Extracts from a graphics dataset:
☆ ☆ ☆ ☆ ☆ ☆ ☆

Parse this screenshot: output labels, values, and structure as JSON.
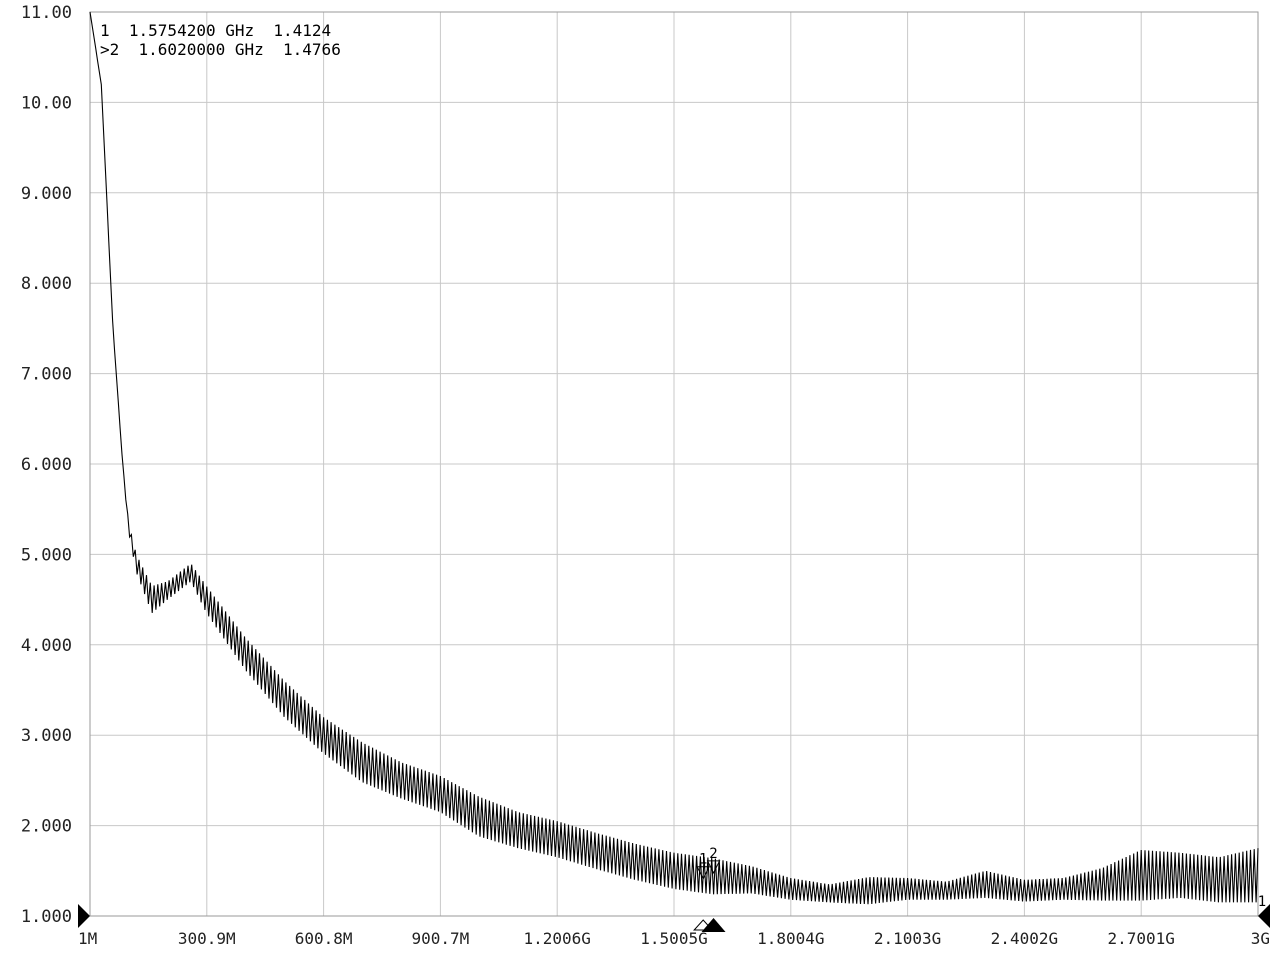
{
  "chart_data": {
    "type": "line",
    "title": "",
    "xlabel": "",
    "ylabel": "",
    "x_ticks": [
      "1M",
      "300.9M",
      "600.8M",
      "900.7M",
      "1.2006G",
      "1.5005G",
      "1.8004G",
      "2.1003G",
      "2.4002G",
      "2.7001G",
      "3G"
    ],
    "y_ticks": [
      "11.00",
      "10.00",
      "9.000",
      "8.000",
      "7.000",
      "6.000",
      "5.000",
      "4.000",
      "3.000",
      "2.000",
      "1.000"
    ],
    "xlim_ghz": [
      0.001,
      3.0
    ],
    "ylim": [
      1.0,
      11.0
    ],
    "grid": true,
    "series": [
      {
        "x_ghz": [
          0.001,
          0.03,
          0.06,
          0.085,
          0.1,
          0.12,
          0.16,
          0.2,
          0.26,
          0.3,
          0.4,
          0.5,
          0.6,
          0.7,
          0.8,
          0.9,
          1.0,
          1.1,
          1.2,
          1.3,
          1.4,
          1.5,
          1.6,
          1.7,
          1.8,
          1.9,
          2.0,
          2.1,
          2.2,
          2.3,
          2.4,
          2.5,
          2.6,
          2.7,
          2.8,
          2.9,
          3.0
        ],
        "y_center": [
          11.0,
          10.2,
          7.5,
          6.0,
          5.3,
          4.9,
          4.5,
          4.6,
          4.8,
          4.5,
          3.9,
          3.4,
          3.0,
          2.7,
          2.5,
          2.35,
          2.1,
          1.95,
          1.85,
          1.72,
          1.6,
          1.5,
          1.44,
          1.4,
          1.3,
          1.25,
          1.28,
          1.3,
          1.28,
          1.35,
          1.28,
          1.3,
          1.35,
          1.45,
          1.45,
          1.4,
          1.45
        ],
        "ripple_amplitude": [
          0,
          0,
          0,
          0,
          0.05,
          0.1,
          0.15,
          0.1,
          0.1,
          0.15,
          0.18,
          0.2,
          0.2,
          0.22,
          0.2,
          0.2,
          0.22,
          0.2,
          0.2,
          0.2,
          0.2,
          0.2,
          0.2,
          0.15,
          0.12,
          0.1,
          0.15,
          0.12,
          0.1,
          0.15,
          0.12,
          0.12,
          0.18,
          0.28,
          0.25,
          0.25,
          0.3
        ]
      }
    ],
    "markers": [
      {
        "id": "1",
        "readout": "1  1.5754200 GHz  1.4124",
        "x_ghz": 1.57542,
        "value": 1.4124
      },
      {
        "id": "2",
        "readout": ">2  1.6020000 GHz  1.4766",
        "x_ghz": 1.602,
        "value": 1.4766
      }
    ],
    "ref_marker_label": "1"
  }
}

☆ ☆ ☆ ☆ ☆ ☆ ☆

AIM -
Identify and list each line with the word "readout".

SOLUTION BELOW -
        "readout": "1  1.5754200 GHz  1.4124",
        "readout": ">2  1.6020000 GHz  1.4766",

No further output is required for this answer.